_Challenge:_ Records follow. Copy every line with "image".

_Data for this task:_
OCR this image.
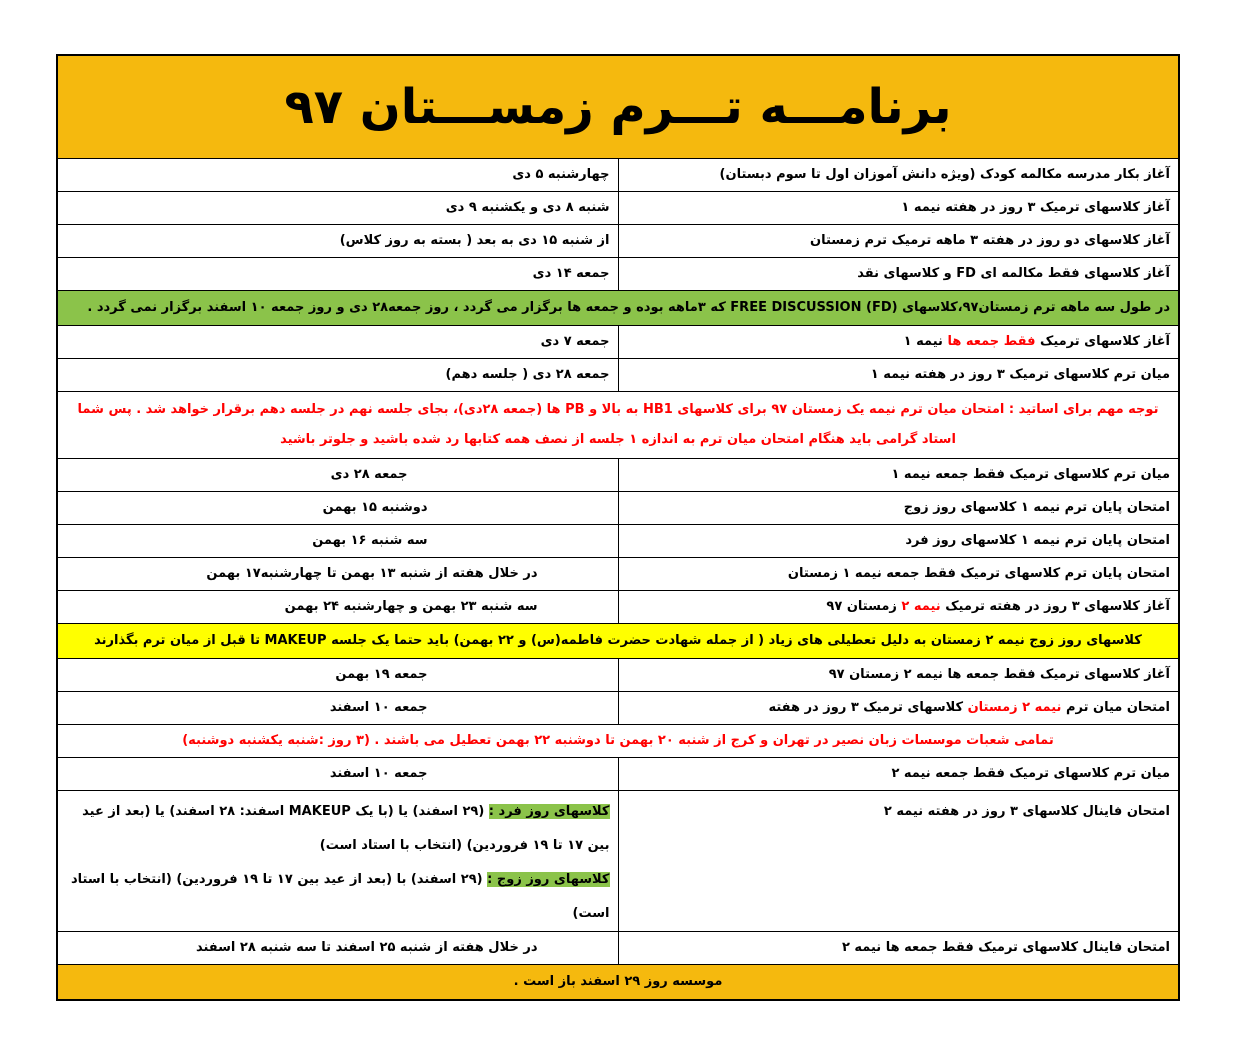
برنامـــه تـــرم زمســـتان ۹۷	
آغاز بکار مدرسه مکالمه کودک (ویژه دانش آموزان اول تا سوم دبستان)	چهارشنبه ۵ دی
آغاز کلاسهای ترمیک ۳ روز در هفته نیمه ۱	شنبه ۸ دی و یکشنبه ۹ دی
آغاز کلاسهای دو روز در هفته ۳ ماهه ترمیک ترم زمستان	از شنبه ۱۵ دی به بعد ( بسته به روز کلاس)
آغاز کلاسهای فقط مکالمه ای FD و کلاسهای نقد	جمعه ۱۴ دی
در طول سه ماهه ترم زمستان۹۷،کلاسهای FREE DISCUSSION (FD) که ۳ماهه بوده و جمعه ها برگزار می گردد ، روز جمعه۲۸ دی و روز جمعه ۱۰ اسفند برگزار نمی گردد .	
آغاز کلاسهای ترمیک فقط جمعه ها نیمه ۱	جمعه ۷ دی
میان ترم کلاسهای ترمیک ۳ روز در هفته نیمه ۱	جمعه ۲۸ دی ( جلسه دهم)
توجه مهم برای اساتید : امتحان میان ترم نیمه یک زمستان ۹۷ برای کلاسهای HB1 به بالا و PB ها (جمعه ۲۸دی)، بجای جلسه نهم در جلسه دهم برقرار خواهد شد . پس شما استاد گرامی باید هنگام امتحان میان ترم به اندازه ۱ جلسه از نصف همه کتابها رد شده باشید و جلوتر باشید	
میان ترم کلاسهای ترمیک فقط جمعه نیمه ۱	جمعه ۲۸ دی
امتحان پایان ترم نیمه ۱ کلاسهای روز زوج	دوشنبه ۱۵ بهمن
امتحان پایان ترم نیمه ۱ کلاسهای روز فرد	سه شنبه ۱۶ بهمن
امتحان پایان ترم کلاسهای ترمیک فقط جمعه نیمه ۱ زمستان	در خلال هفته از شنبه ۱۳ بهمن تا چهارشنبه۱۷ بهمن
آغاز کلاسهای ۳ روز در هفته ترمیک نیمه ۲ زمستان ۹۷	سه شنبه ۲۳ بهمن و چهارشنبه ۲۴ بهمن
کلاسهای روز زوج نیمه ۲ زمستان به دلیل تعطیلی های زیاد ( از جمله شهادت حضرت فاطمه(س) و ۲۲ بهمن) باید حتما یک جلسه MAKEUP تا قبل از میان ترم بگذارند	
آغاز کلاسهای ترمیک فقط جمعه ها نیمه ۲ زمستان ۹۷	جمعه ۱۹ بهمن
امتحان میان ترم نیمه ۲ زمستان کلاسهای ترمیک ۳ روز در هفته	جمعه ۱۰ اسفند
تمامی شعبات موسسات زبان نصیر در تهران و کرج از شنبه ۲۰ بهمن تا دوشنبه ۲۲ بهمن تعطیل می باشند . (۳ روز :شنبه یکشنبه دوشنبه)	
میان ترم کلاسهای ترمیک فقط جمعه نیمه ۲	جمعه ۱۰ اسفند
امتحان فاینال کلاسهای ۳ روز در هفته نیمه ۲	کلاسهای روز فرد : (۲۹ اسفند) یا (با یک MAKEUP اسفند: ۲۸ اسفند) یا (بعد از عید بین ۱۷ تا ۱۹ فروردین) (انتخاب با استاد است)
کلاسهای روز زوج : (۲۹ اسفند) با (بعد از عید بین ۱۷ تا ۱۹ فروردین) (انتخاب با استاد است)
امتحان فاینال کلاسهای ترمیک فقط جمعه ها نیمه ۲	در خلال هفته از شنبه ۲۵ اسفند تا سه شنبه ۲۸ اسفند
موسسه روز ۲۹ اسفند باز است .	
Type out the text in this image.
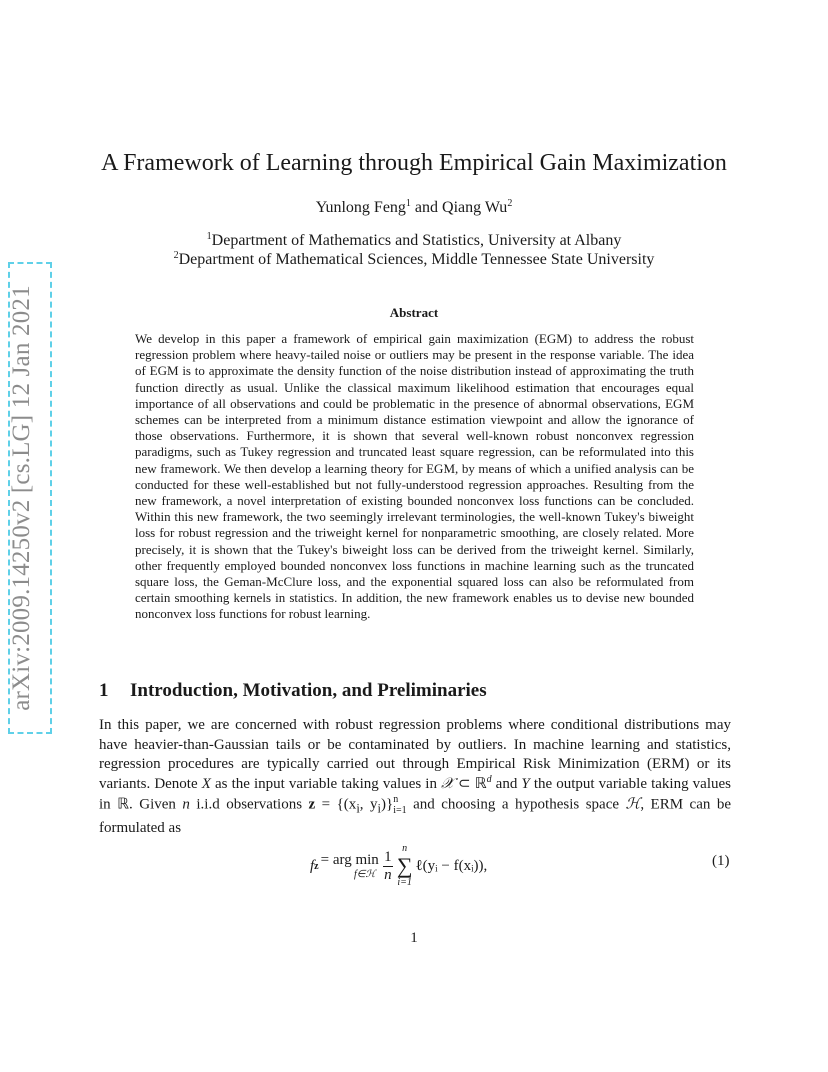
arXiv:2009.14250v2 [cs.LG] 12 Jan 2021
A Framework of Learning through Empirical Gain Maximization
Yunlong Feng$^1$ and Qiang Wu$^2$
$^1$Department of Mathematics and Statistics, University at Albany
$^2$Department of Mathematical Sciences, Middle Tennessee State University
Abstract
We develop in this paper a framework of empirical gain maximization (EGM) to address the robust regression problem where heavy-tailed noise or outliers may be present in the response variable. The idea of EGM is to approximate the density function of the noise distribution instead of approximating the truth function directly as usual. Unlike the classical maximum likelihood estimation that encourages equal importance of all observations and could be problematic in the presence of abnormal observations, EGM schemes can be interpreted from a minimum distance estimation viewpoint and allow the ignorance of those observations. Furthermore, it is shown that several well-known robust nonconvex regression paradigms, such as Tukey regression and truncated least square regression, can be reformulated into this new framework. We then develop a learning theory for EGM, by means of which a unified analysis can be conducted for these well-established but not fully-understood regression approaches. Resulting from the new framework, a novel interpretation of existing bounded nonconvex loss functions can be concluded. Within this new framework, the two seemingly irrelevant terminologies, the well-known Tukey's biweight loss for robust regression and the triweight kernel for nonparametric smoothing, are closely related. More precisely, it is shown that the Tukey's biweight loss can be derived from the triweight kernel. Similarly, other frequently employed bounded nonconvex loss functions in machine learning such as the truncated square loss, the Geman-McClure loss, and the exponential squared loss can also be reformulated from certain smoothing kernels in statistics. In addition, the new framework enables us to devise new bounded nonconvex loss functions for robust learning.
1 Introduction, Motivation, and Preliminaries
In this paper, we are concerned with robust regression problems where conditional distributions may have heavier-than-Gaussian tails or be contaminated by outliers. In machine learning and statistics, regression procedures are typically carried out through Empirical Risk Minimization (ERM) or its variants. Denote X as the input variable taking values in 𝒳 ⊂ ℝ$^d$ and Y the output variable taking values in ℝ. Given n i.i.d observations $z = \{(x_i$, $y_i$)} n
i=1 and choosing a hypothesis space ℋ, ERM can be formulated as
f z = arg min
f∈ℋ
1
n
n
∑
i=1
ℓ(yᵢ − f(xᵢ)),	(1)
1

_Finished task:_
OCR this image.
Type out the text in this image.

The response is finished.